Task objective> Here are some records; quote them exactly, leaving out the pictures.

Available records>
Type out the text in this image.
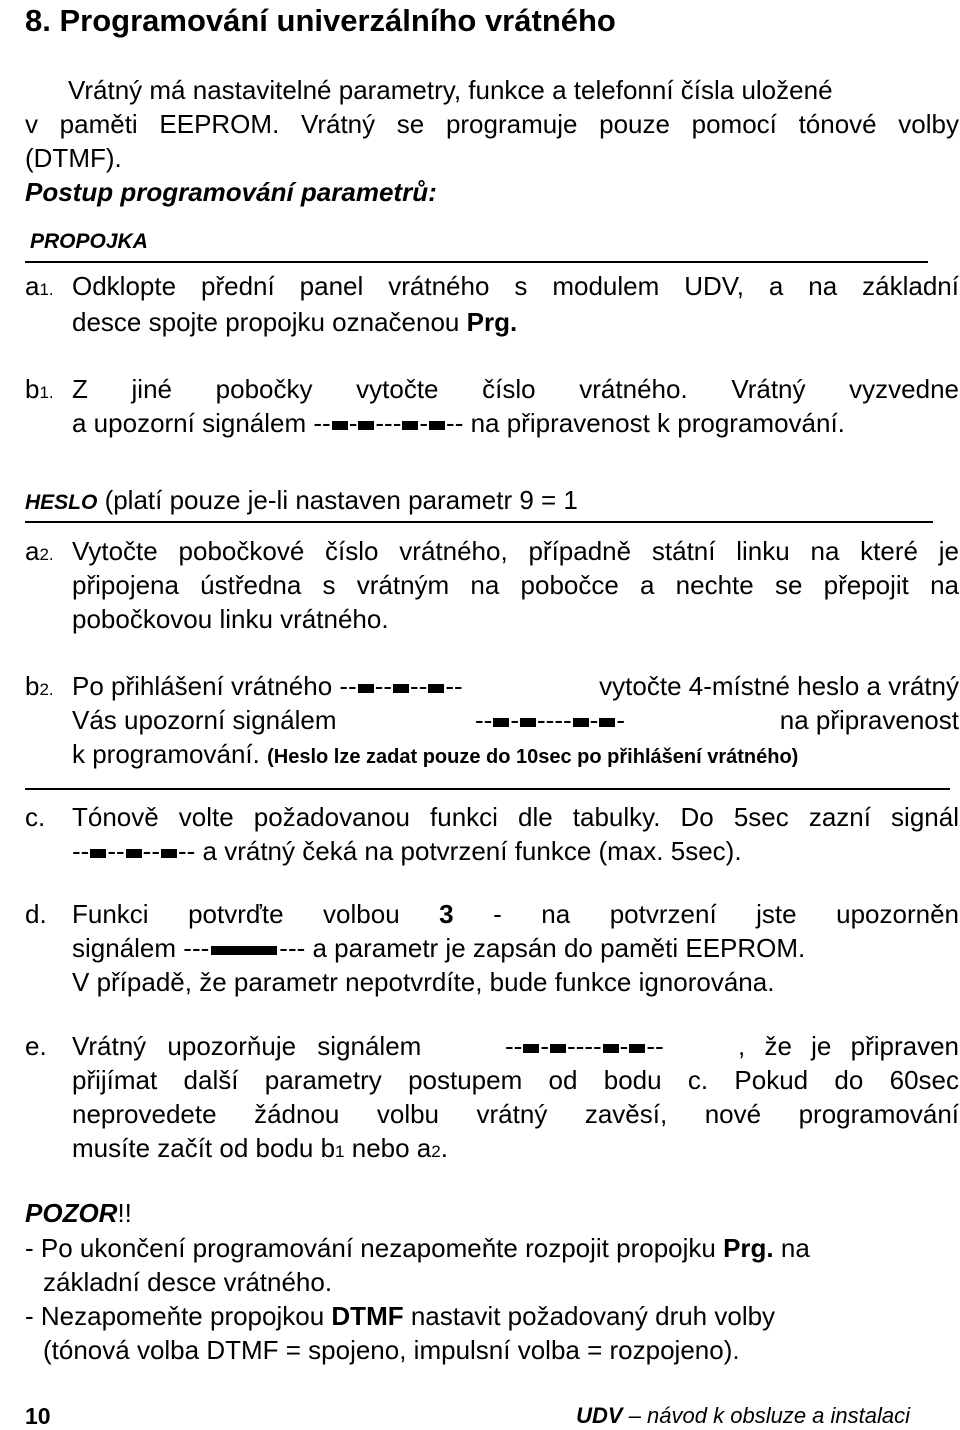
8. Programování univerzálního vrátného
Vrátný má nastavitelné parametry, funkce a telefonní čísla uložené
v paměti EEPROM. Vrátný se programuje pouze pomocí tónové volby
(DTMF).
Postup programování parametrů:
PROPOJKA
a1. Odklopte přední panel vrátného s modulem UDV, a na základní
desce spojte propojku označenou Prg.
b1. Z jiné pobočky vytočte číslo vrátného. Vrátný vyzvedne
a upozorní signálem -- - --- - -- na připravenost k programování.
HESLO (platí pouze je-li nastaven parametr 9 = 1
a2. Vytočte pobočkové číslo vrátného, případně státní linku na které je
připojena ústředna s vrátným na pobočce a nechte se přepojit na
pobočkovou linku vrátného.
b2. Po přihlášení vrátného -- -- -- --	vytočte 4-místné heslo a vrátný
Vás upozorní signálem	-- - ---- - -	na připravenost
k programování. (Heslo lze zadat pouze do 10sec po přihlášení vrátného)
c. Tónově volte požadovanou funkci dle tabulky. Do 5sec zazní signál
-- -- -- -- a vrátný čeká na potvrzení funkce (max. 5sec).
d. Funkci potvrďte volbou 3 - na potvrzení jste upozorněn
signálem ---	--- a parametr je zapsán do paměti EEPROM.
V případě, že parametr nepotvrdíte, bude funkce ignorována.
e. Vrátný upozorňuje signálem	-- - ---- - --	, že je připraven
přijímat další parametry postupem od bodu c. Pokud do 60sec
neprovedete žádnou volbu vrátný zavěsí, nové programování
musíte začít od bodu b1 nebo a2.
POZOR!!
- Po ukončení programování nezapomeňte rozpojit propojku Prg. na
základní desce vrátného.
- Nezapomeňte propojkou DTMF nastavit požadovaný druh volby
(tónová volba DTMF = spojeno, impulsní volba = rozpojeno).
10	UDV – návod k obsluze a instalaci
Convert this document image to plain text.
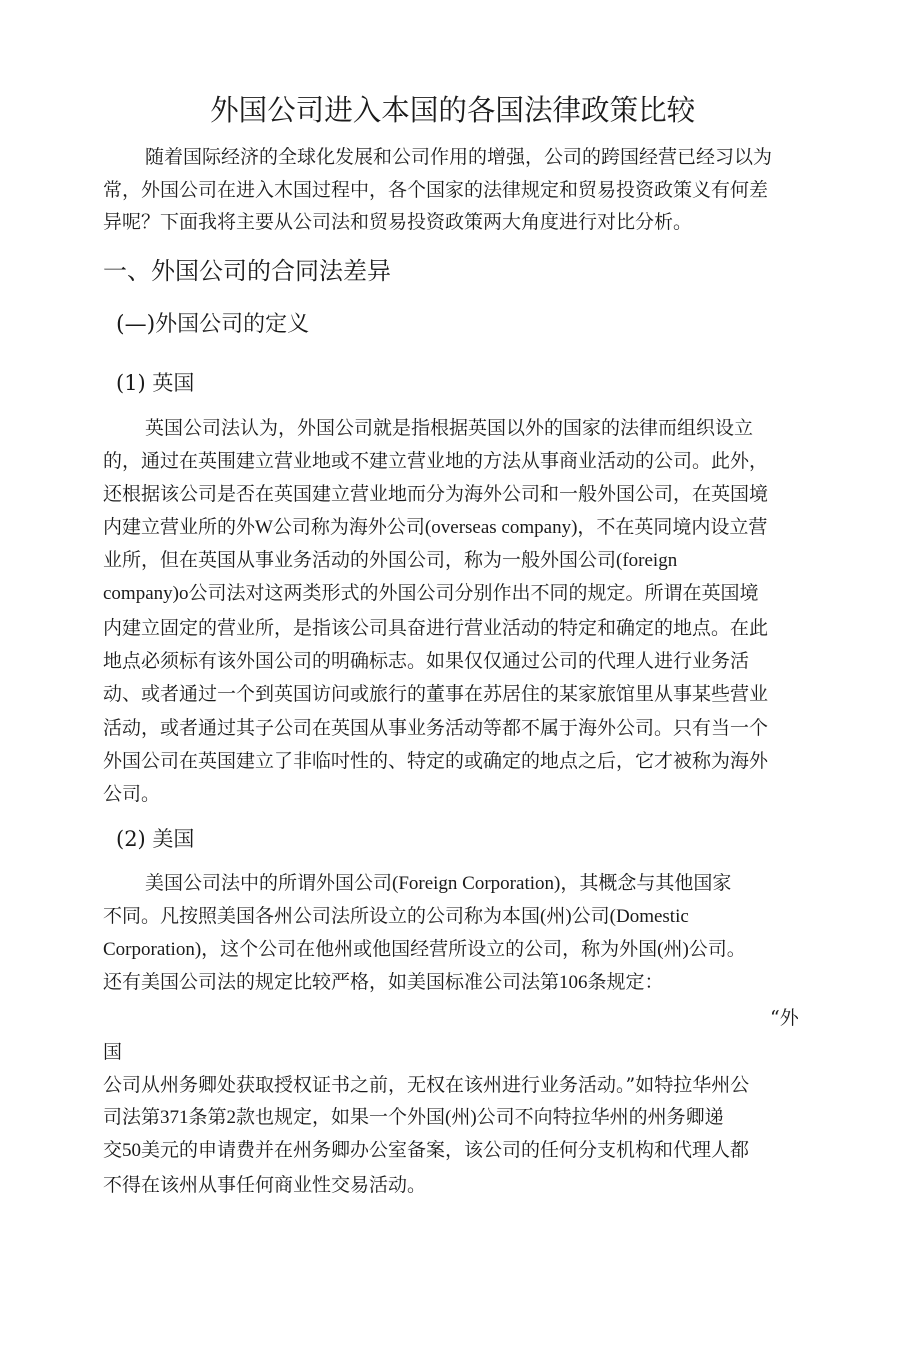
外国公司进入本国的各国法律政策比较
随着国际经济的全球化发展和公司作用的增强，公司的跨国经营已经习以为
常，外国公司在进入木国过程中，各个国家的法律规定和贸易投资政策义有何差
异呢？下面我将主要从公司法和贸易投资政策两大角度进行对比分析。
一、外国公司的合同法差异
(—)外国公司的定义
(1) 英国
英国公司法认为，外国公司就是指根据英国以外的国家的法律而组织设立
的，通过在英围建立营业地或不建立营业地的方法从事商业活动的公司。此外，
还根据该公司是否在英国建立营业地而分为海外公司和一般外国公司，在英国境
内建立营业所的外W公司称为海外公司(overseas company)，不在英同境内设立营
业所，但在英国从事业务活动的外国公司，称为一般外国公司(foreign
company)o公司法对这两类形式的外国公司分别作出不同的规定。所谓在英国境
内建立固定的营业所，是指该公司具奋进行营业活动的特定和确定的地点。在此
地点必须标有该外国公司的明确标志。如果仅仅通过公司的代理人进行业务活
动、或者通过一个到英国访问或旅行的董事在苏居住的某家旅馆里从事某些营业
活动，或者通过其子公司在英国从事业务活动等都不属于海外公司。只有当一个
外国公司在英国建立了非临吋性的、特定的或确定的地点之后，它才被称为海外
公司。
(2) 美国
美国公司法中的所谓外国公司(Foreign Corporation)，其概念与其他国家
不同。凡按照美国各州公司法所设立的公司称为本国(州)公司(Domestic
Corporation)，这个公司在他州或他国经营所设立的公司，称为外国(州)公司。
还有美国公司法的规定比较严格，如美国标准公司法第106条规定：
“外
国
公司从州务卿处获取授权证书之前，无权在该州进行业务活动。”如特拉华州公
司法第371条第2款也规定，如果一个外国(州)公司不向特拉华州的州务卿递
交50美元的申请费并在州务卿办公室备案，该公司的任何分支机构和代理人都
不得在该州从事任何商业性交易活动。
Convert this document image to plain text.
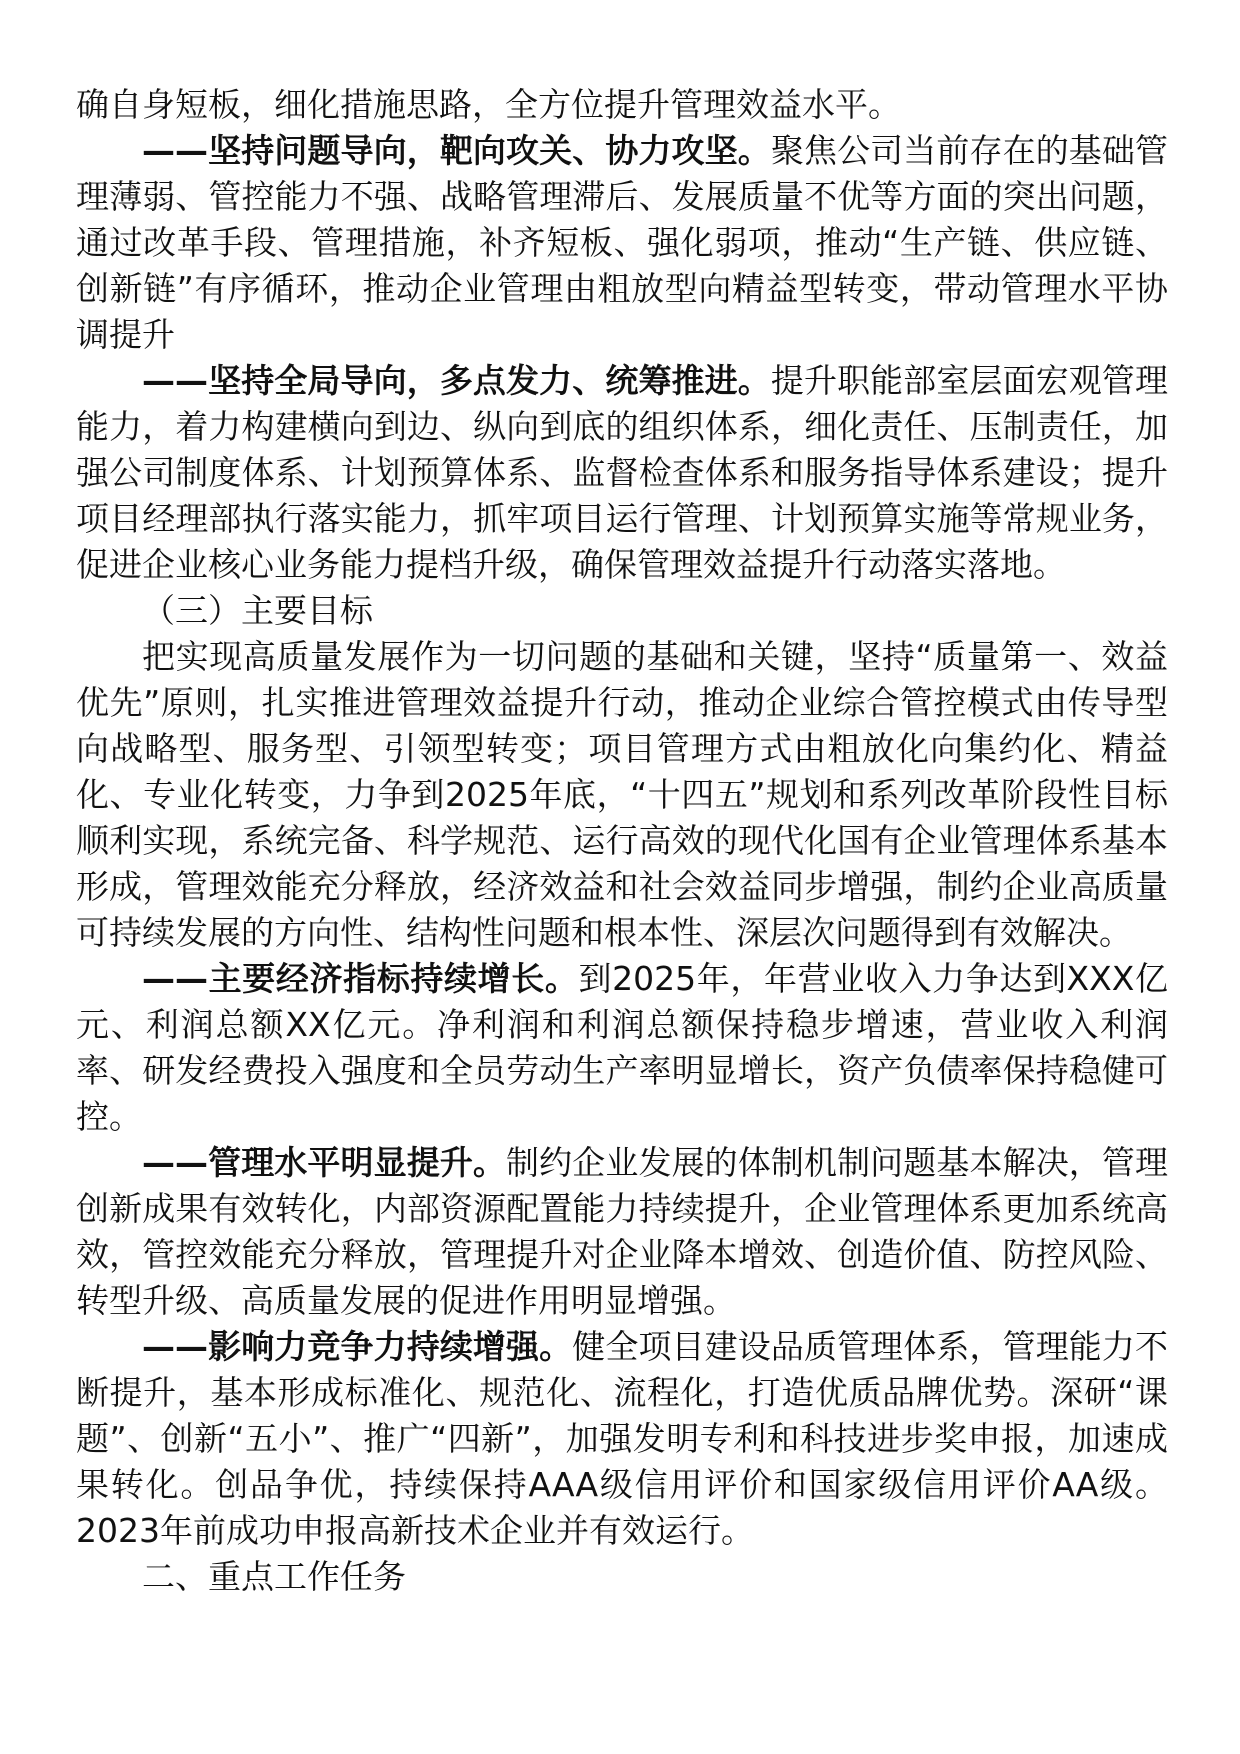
确自身短板，细化措施思路，全方位提升管理效益水平。

——坚持问题导向，靶向攻关、协力攻坚。聚焦公司当前存在的基础管理薄弱、管控能力不强、战略管理滞后、发展质量不优等方面的突出问题，通过改革手段、管理措施，补齐短板、强化弱项，推动“生产链、供应链、创新链”有序循环，推动企业管理由粗放型向精益型转变，带动管理水平协调提升

——坚持全局导向，多点发力、统筹推进。提升职能部室层面宏观管理能力，着力构建横向到边、纵向到底的组织体系，细化责任、压制责任，加强公司制度体系、计划预算体系、监督检查体系和服务指导体系建设；提升项目经理部执行落实能力，抓牢项目运行管理、计划预算实施等常规业务，促进企业核心业务能力提档升级，确保管理效益提升行动落实落地。

（三）主要目标

把实现高质量发展作为一切问题的基础和关键，坚持“质量第一、效益优先”原则，扎实推进管理效益提升行动，推动企业综合管控模式由传导型向战略型、服务型、引领型转变；项目管理方式由粗放化向集约化、精益化、专业化转变，力争到2025年底，“十四五”规划和系列改革阶段性目标顺利实现，系统完备、科学规范、运行高效的现代化国有企业管理体系基本形成，管理效能充分释放，经济效益和社会效益同步增强，制约企业高质量可持续发展的方向性、结构性问题和根本性、深层次问题得到有效解决。

——主要经济指标持续增长。到2025年，年营业收入力争达到XXX亿元、利润总额XX亿元。净利润和利润总额保持稳步增速，营业收入利润率、研发经费投入强度和全员劳动生产率明显增长，资产负债率保持稳健可控。

——管理水平明显提升。制约企业发展的体制机制问题基本解决，管理创新成果有效转化，内部资源配置能力持续提升，企业管理体系更加系统高效，管控效能充分释放，管理提升对企业降本增效、创造价值、防控风险、转型升级、高质量发展的促进作用明显增强。

——影响力竞争力持续增强。健全项目建设品质管理体系，管理能力不断提升，基本形成标准化、规范化、流程化，打造优质品牌优势。深研“课题”、创新“五小”、推广“四新”，加强发明专利和科技进步奖申报，加速成果转化。创品争优，持续保持AAA级信用评价和国家级信用评价AA级。2023年前成功申报高新技术企业并有效运行。

二、重点工作任务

Final result>
Type out the text in this image.
8. Programování univerzálního vrátného
Vrátný má nastavitelné parametry, funkce a telefonní čísla uložené
v paměti EEPROM. Vrátný se programuje pouze pomocí tónové volby
(DTMF).
Postup programování parametrů:
PROPOJKA
a1. Odklopte přední panel vrátného s modulem UDV, a na základní
desce spojte propojku označenou Prg.
b1. Z jiné pobočky vytočte číslo vrátného. Vrátný vyzvedne
a upozorní signálem -- - --- - -- na připravenost k programování.
HESLO (platí pouze je-li nastaven parametr 9 = 1
a2. Vytočte pobočkové číslo vrátného, případně státní linku na které je
připojena ústředna s vrátným na pobočce a nechte se přepojit na
pobočkovou linku vrátného.
b2. Po přihlášení vrátného -- -- -- --	vytočte 4-místné heslo a vrátný
Vás upozorní signálem	-- - ---- - -	na připravenost
k programování. (Heslo lze zadat pouze do 10sec po přihlášení vrátného)
c. Tónově volte požadovanou funkci dle tabulky. Do 5sec zazní signál
-- -- -- -- a vrátný čeká na potvrzení funkce (max. 5sec).
d. Funkci potvrďte volbou 3 - na potvrzení jste upozorněn
signálem ---	--- a parametr je zapsán do paměti EEPROM.
V případě, že parametr nepotvrdíte, bude funkce ignorována.
e. Vrátný upozorňuje signálem	-- - ---- - --	, že je připraven
přijímat další parametry postupem od bodu c. Pokud do 60sec
neprovedete žádnou volbu vrátný zavěsí, nové programování
musíte začít od bodu b1 nebo a2.
POZOR!!
- Po ukončení programování nezapomeňte rozpojit propojku Prg. na
základní desce vrátného.
- Nezapomeňte propojkou DTMF nastavit požadovaný druh volby
(tónová volba DTMF = spojeno, impulsní volba = rozpojeno).
10	UDV – návod k obsluze a instalaci
Convert this document image to plain text.
外国公司进入本国的各国法律政策比较
随着国际经济的全球化发展和公司作用的增强，公司的跨国经营已经习以为
常，外国公司在进入木国过程中，各个国家的法律规定和贸易投资政策义有何差
异呢？下面我将主要从公司法和贸易投资政策两大角度进行对比分析。
一、外国公司的合同法差异
(—)外国公司的定义
(1) 英国
英国公司法认为，外国公司就是指根据英国以外的国家的法律而组织设立
的，通过在英围建立营业地或不建立营业地的方法从事商业活动的公司。此外，
还根据该公司是否在英国建立营业地而分为海外公司和一般外国公司，在英国境
内建立营业所的外W公司称为海外公司(overseas company)，不在英同境内设立营
业所，但在英国从事业务活动的外国公司，称为一般外国公司(foreign
company)o公司法对这两类形式的外国公司分别作出不同的规定。所谓在英国境
内建立固定的营业所，是指该公司具奋进行营业活动的特定和确定的地点。在此
地点必须标有该外国公司的明确标志。如果仅仅通过公司的代理人进行业务活
动、或者通过一个到英国访问或旅行的董事在苏居住的某家旅馆里从事某些营业
活动，或者通过其子公司在英国从事业务活动等都不属于海外公司。只有当一个
外国公司在英国建立了非临吋性的、特定的或确定的地点之后，它才被称为海外
公司。
(2) 美国
美国公司法中的所谓外国公司(Foreign Corporation)，其概念与其他国家
不同。凡按照美国各州公司法所设立的公司称为本国(州)公司(Domestic
Corporation)，这个公司在他州或他国经营所设立的公司，称为外国(州)公司。
还有美国公司法的规定比较严格，如美国标准公司法第106条规定：
“外
国
公司从州务卿处获取授权证书之前，无权在该州进行业务活动。”如特拉华州公
司法第371条第2款也规定，如果一个外国(州)公司不向特拉华州的州务卿递
交50美元的申请费并在州务卿办公室备案，该公司的任何分支机构和代理人都
不得在该州从事任何商业性交易活动。
Convert this document image to plain text.
确自身短板，细化措施思路，全方位提升管理效益水平。

——坚持问题导向，靶向攻关、协力攻坚。聚焦公司当前存在的基础管理薄弱、管控能力不强、战略管理滞后、发展质量不优等方面的突出问题，通过改革手段、管理措施，补齐短板、强化弱项，推动“生产链、供应链、创新链”有序循环，推动企业管理由粗放型向精益型转变，带动管理水平协调提升

——坚持全局导向，多点发力、统筹推进。提升职能部室层面宏观管理能力，着力构建横向到边、纵向到底的组织体系，细化责任、压制责任，加强公司制度体系、计划预算体系、监督检查体系和服务指导体系建设；提升项目经理部执行落实能力，抓牢项目运行管理、计划预算实施等常规业务，促进企业核心业务能力提档升级，确保管理效益提升行动落实落地。

（三）主要目标

把实现高质量发展作为一切问题的基础和关键，坚持“质量第一、效益优先”原则，扎实推进管理效益提升行动，推动企业综合管控模式由传导型向战略型、服务型、引领型转变；项目管理方式由粗放化向集约化、精益化、专业化转变，力争到2025年底，“十四五”规划和系列改革阶段性目标顺利实现，系统完备、科学规范、运行高效的现代化国有企业管理体系基本形成，管理效能充分释放，经济效益和社会效益同步增强，制约企业高质量可持续发展的方向性、结构性问题和根本性、深层次问题得到有效解决。

——主要经济指标持续增长。到2025年，年营业收入力争达到XXX亿元、利润总额XX亿元。净利润和利润总额保持稳步增速，营业收入利润率、研发经费投入强度和全员劳动生产率明显增长，资产负债率保持稳健可控。

——管理水平明显提升。制约企业发展的体制机制问题基本解决，管理创新成果有效转化，内部资源配置能力持续提升，企业管理体系更加系统高效，管控效能充分释放，管理提升对企业降本增效、创造价值、防控风险、转型升级、高质量发展的促进作用明显增强。

——影响力竞争力持续增强。健全项目建设品质管理体系，管理能力不断提升，基本形成标准化、规范化、流程化，打造优质品牌优势。深研“课题”、创新“五小”、推广“四新”，加强发明专利和科技进步奖申报，加速成果转化。创品争优，持续保持AAA级信用评价和国家级信用评价AA级。2023年前成功申报高新技术企业并有效运行。

二、重点工作任务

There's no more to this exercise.